**Written exercise**
Pictures in the data below are not part of the copy; transcribe everything else exactly.

Dataset entries
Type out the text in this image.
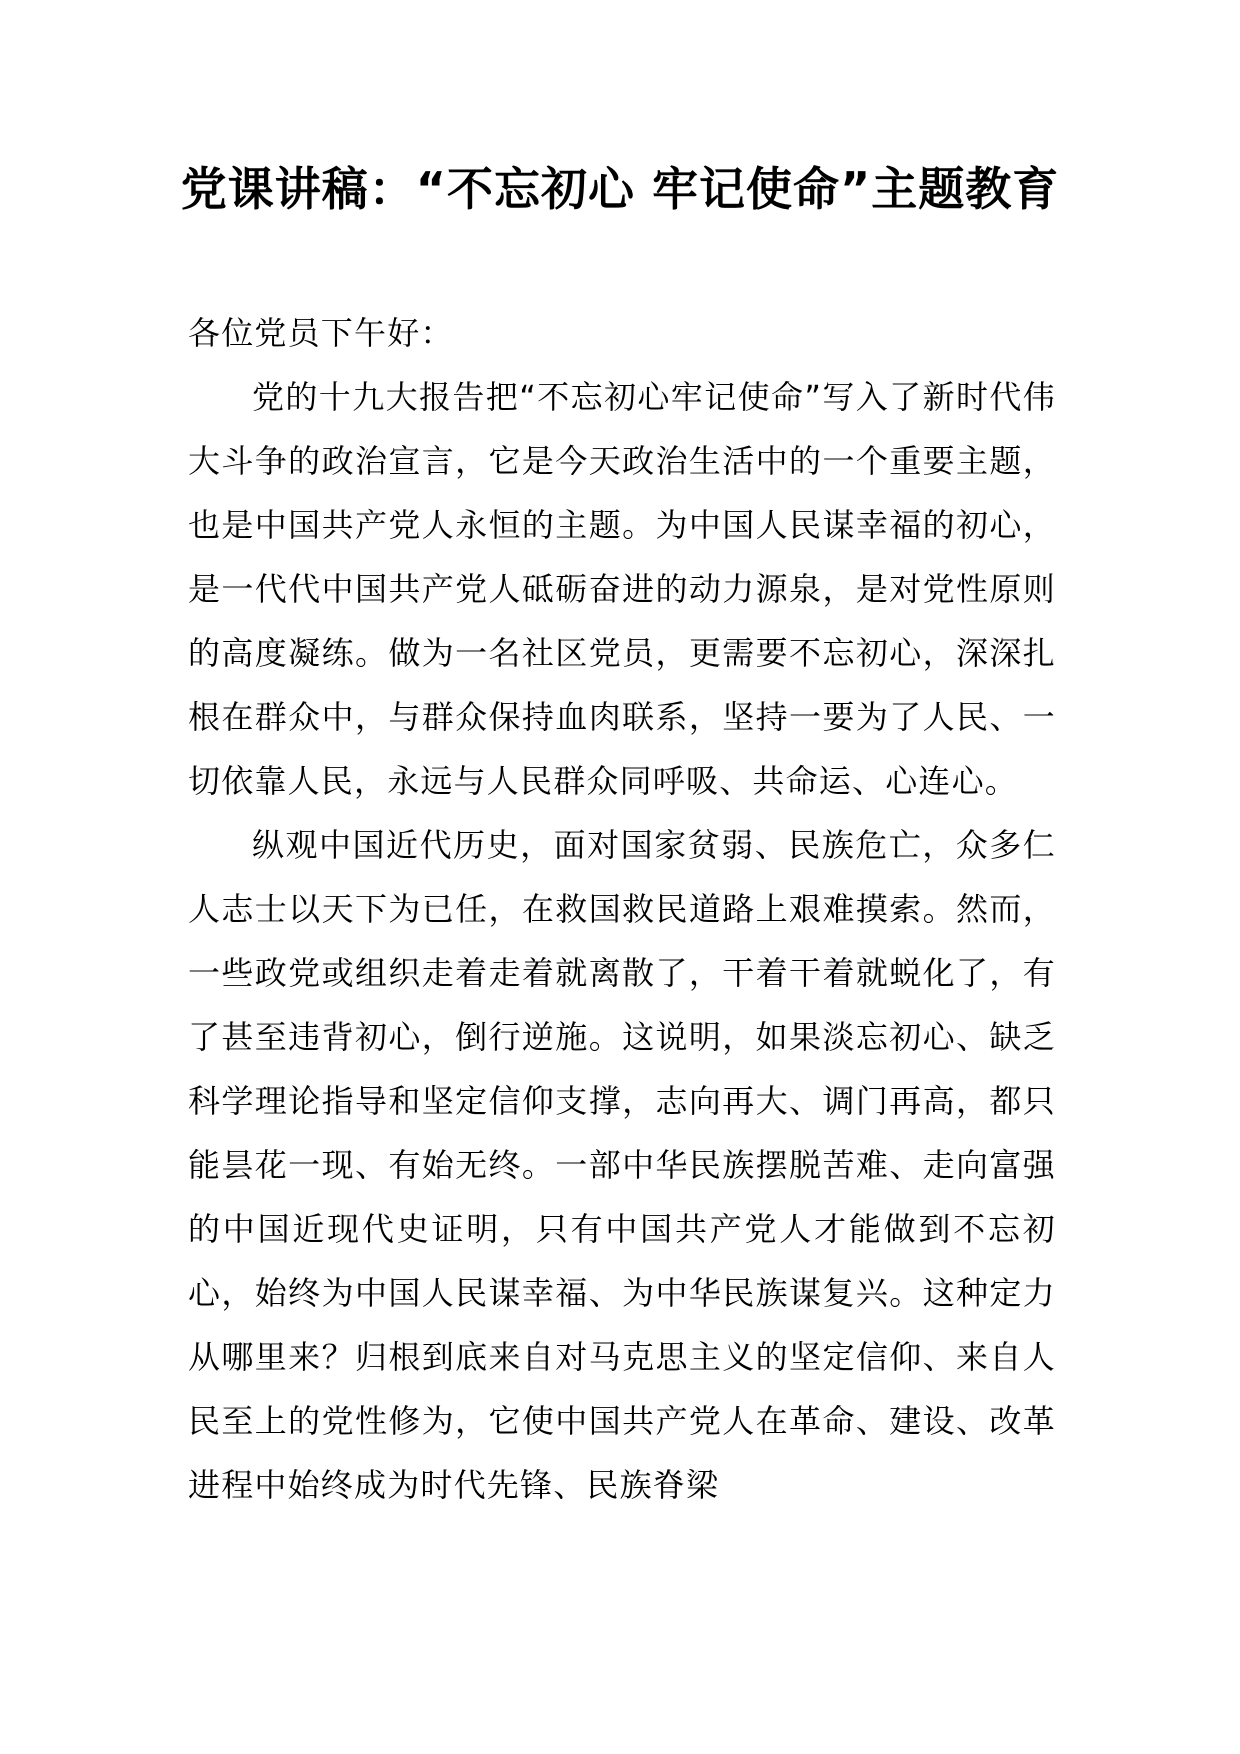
党课讲稿：“不忘初心 牢记使命”主题教育

各位党员下午好：

党的十九大报告把“不忘初心牢记使命”写入了新时代伟大斗争的政治宣言，它是今天政治生活中的一个重要主题，也是中国共产党人永恒的主题。为中国人民谋幸福的初心，是一代代中国共产党人砥砺奋进的动力源泉，是对党性原则的高度凝练。做为一名社区党员，更需要不忘初心，深深扎根在群众中，与群众保持血肉联系，坚持一要为了人民、一切依靠人民，永远与人民群众同呼吸、共命运、心连心。

纵观中国近代历史，面对国家贫弱、民族危亡，众多仁人志士以天下为已任，在救国救民道路上艰难摸索。然而，一些政党或组织走着走着就离散了，干着干着就蜕化了，有了甚至违背初心，倒行逆施。这说明，如果淡忘初心、缺乏科学理论指导和坚定信仰支撑，志向再大、调门再高，都只能昙花一现、有始无终。一部中华民族摆脱苦难、走向富强的中国近现代史证明，只有中国共产党人才能做到不忘初心，始终为中国人民谋幸福、为中华民族谋复兴。这种定力从哪里来？归根到底来自对马克思主义的坚定信仰、来自人民至上的党性修为，它使中国共产党人在革命、建设、改革进程中始终成为时代先锋、民族脊梁
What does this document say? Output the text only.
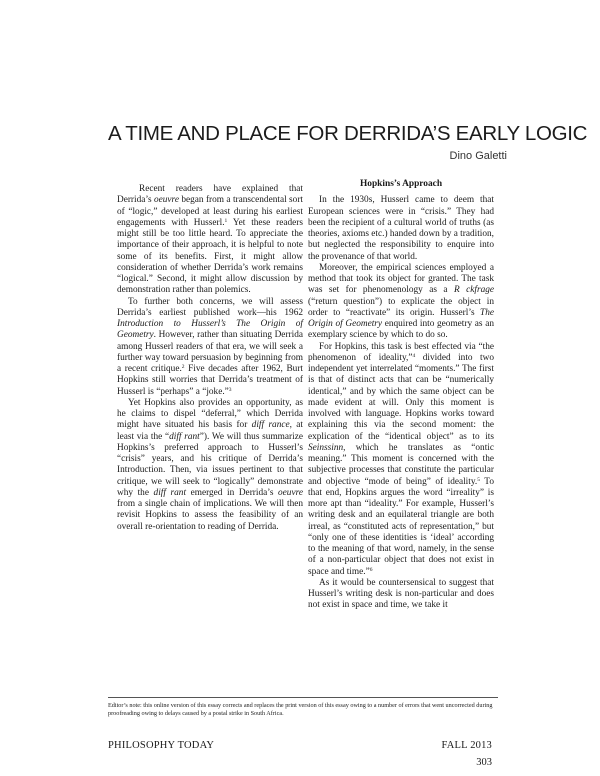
A TIME AND PLACE FOR DERRIDA’S EARLY LOGIC
Dino Galetti

Recent readers have explained that Derrida’s oeuvre began from a transcendental sort of “logic,” developed at least during his earliest engagements with Husserl.$^1$ Yet these readers might still be too little heard. To appreciate the importance of their approach, it is helpful to note some of its benefits. First, it might allow consideration of whether Derrida’s work remains “logical.” Second, it might allow discussion by demonstration rather than polemics.

To further both concerns, we will assess Derrida’s earliest published work—his 1962 Introduction to Husserl’s The Origin of Geometry. However, rather than situating Derrida among Husserl readers of that era, we will seek a further way toward persuasion by beginning from a recent critique.$^2$ Five decades after 1962, Burt Hopkins still worries that Derrida’s treatment of Husserl is “perhaps” a “joke.”$^3$

Yet Hopkins also provides an opportunity, as he claims to dispel “deferral,” which Derrida might have situated his basis for diff rance, at least via the “diff rant”). We will thus summarize Hopkins’s preferred approach to Husserl’s “crisis” years, and his critique of Derrida’s Introduction. Then, via issues pertinent to that critique, we will seek to “logically” demonstrate why the diff rant emerged in Derrida’s oeuvre from a single chain of implications. We will then revisit Hopkins to assess the feasibility of an overall re-orientation to reading of Derrida.

Hopkins’s Approach

In the 1930s, Husserl came to deem that European sciences were in “crisis.” They had been the recipient of a cultural world of truths (as theories, axioms etc.) handed down by a tradition, but neglected the responsibility to enquire into the provenance of that world.

Moreover, the empirical sciences employed a method that took its object for granted. The task was set for phenomenology as a R ckfrage (“return question”) to explicate the object in order to “reactivate” its origin. Husserl’s The Origin of Geometry enquired into geometry as an exemplary science by which to do so.

For Hopkins, this task is best effected via “the phenomenon of ideality,”$^4$ divided into two independent yet interrelated “moments.” The first is that of distinct acts that can be “numerically identical,” and by which the same object can be made evident at will. Only this moment is involved with language. Hopkins works toward explaining this via the second moment: the explication of the “identical object” as to its Seinssinn, which he translates as “ontic meaning.” This moment is concerned with the subjective processes that constitute the particular and objective “mode of being” of ideality.$^5$ To that end, Hopkins argues the word “irreality” is more apt than “ideality.” For example, Husserl’s writing desk and an equilateral triangle are both irreal, as “constituted acts of representation,” but “only one of these identities is ‘ideal’ according to the meaning of that word, namely, in the sense of a non-particular object that does not exist in space and time.”$^6$

As it would be countersensical to suggest that Husserl’s writing desk is non-particular and does not exist in space and time, we take it

Editor’s note: this online version of this essay corrects and replaces the print version of this essay owing to a number of errors that went uncorrected during proofreading owing to delays caused by a postal strike in South Africa.
PHILOSOPHY TODAY	FALL 2013
303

**Result of the exercise**
Type out the text in this image.
党课讲稿：“不忘初心 牢记使命”主题教育

各位党员下午好：

党的十九大报告把“不忘初心牢记使命”写入了新时代伟大斗争的政治宣言，它是今天政治生活中的一个重要主题，也是中国共产党人永恒的主题。为中国人民谋幸福的初心，是一代代中国共产党人砥砺奋进的动力源泉，是对党性原则的高度凝练。做为一名社区党员，更需要不忘初心，深深扎根在群众中，与群众保持血肉联系，坚持一要为了人民、一切依靠人民，永远与人民群众同呼吸、共命运、心连心。

纵观中国近代历史，面对国家贫弱、民族危亡，众多仁人志士以天下为已任，在救国救民道路上艰难摸索。然而，一些政党或组织走着走着就离散了，干着干着就蜕化了，有了甚至违背初心，倒行逆施。这说明，如果淡忘初心、缺乏科学理论指导和坚定信仰支撑，志向再大、调门再高，都只能昙花一现、有始无终。一部中华民族摆脱苦难、走向富强的中国近现代史证明，只有中国共产党人才能做到不忘初心，始终为中国人民谋幸福、为中华民族谋复兴。这种定力从哪里来？归根到底来自对马克思主义的坚定信仰、来自人民至上的党性修为，它使中国共产党人在革命、建设、改革进程中始终成为时代先锋、民族脊梁
What does this document say? Output the text only.
A TIME AND PLACE FOR DERRIDA’S EARLY LOGIC
Dino Galetti

Recent readers have explained that Derrida’s oeuvre began from a transcendental sort of “logic,” developed at least during his earliest engagements with Husserl.$^1$ Yet these readers might still be too little heard. To appreciate the importance of their approach, it is helpful to note some of its benefits. First, it might allow consideration of whether Derrida’s work remains “logical.” Second, it might allow discussion by demonstration rather than polemics.

To further both concerns, we will assess Derrida’s earliest published work—his 1962 Introduction to Husserl’s The Origin of Geometry. However, rather than situating Derrida among Husserl readers of that era, we will seek a further way toward persuasion by beginning from a recent critique.$^2$ Five decades after 1962, Burt Hopkins still worries that Derrida’s treatment of Husserl is “perhaps” a “joke.”$^3$

Yet Hopkins also provides an opportunity, as he claims to dispel “deferral,” which Derrida might have situated his basis for diff rance, at least via the “diff rant”). We will thus summarize Hopkins’s preferred approach to Husserl’s “crisis” years, and his critique of Derrida’s Introduction. Then, via issues pertinent to that critique, we will seek to “logically” demonstrate why the diff rant emerged in Derrida’s oeuvre from a single chain of implications. We will then revisit Hopkins to assess the feasibility of an overall re-orientation to reading of Derrida.

Hopkins’s Approach

In the 1930s, Husserl came to deem that European sciences were in “crisis.” They had been the recipient of a cultural world of truths (as theories, axioms etc.) handed down by a tradition, but neglected the responsibility to enquire into the provenance of that world.

Moreover, the empirical sciences employed a method that took its object for granted. The task was set for phenomenology as a R ckfrage (“return question”) to explicate the object in order to “reactivate” its origin. Husserl’s The Origin of Geometry enquired into geometry as an exemplary science by which to do so.

For Hopkins, this task is best effected via “the phenomenon of ideality,”$^4$ divided into two independent yet interrelated “moments.” The first is that of distinct acts that can be “numerically identical,” and by which the same object can be made evident at will. Only this moment is involved with language. Hopkins works toward explaining this via the second moment: the explication of the “identical object” as to its Seinssinn, which he translates as “ontic meaning.” This moment is concerned with the subjective processes that constitute the particular and objective “mode of being” of ideality.$^5$ To that end, Hopkins argues the word “irreality” is more apt than “ideality.” For example, Husserl’s writing desk and an equilateral triangle are both irreal, as “constituted acts of representation,” but “only one of these identities is ‘ideal’ according to the meaning of that word, namely, in the sense of a non-particular object that does not exist in space and time.”$^6$

As it would be countersensical to suggest that Husserl’s writing desk is non-particular and does not exist in space and time, we take it

Editor’s note: this online version of this essay corrects and replaces the print version of this essay owing to a number of errors that went uncorrected during proofreading owing to delays caused by a postal strike in South Africa.
PHILOSOPHY TODAY	FALL 2013
303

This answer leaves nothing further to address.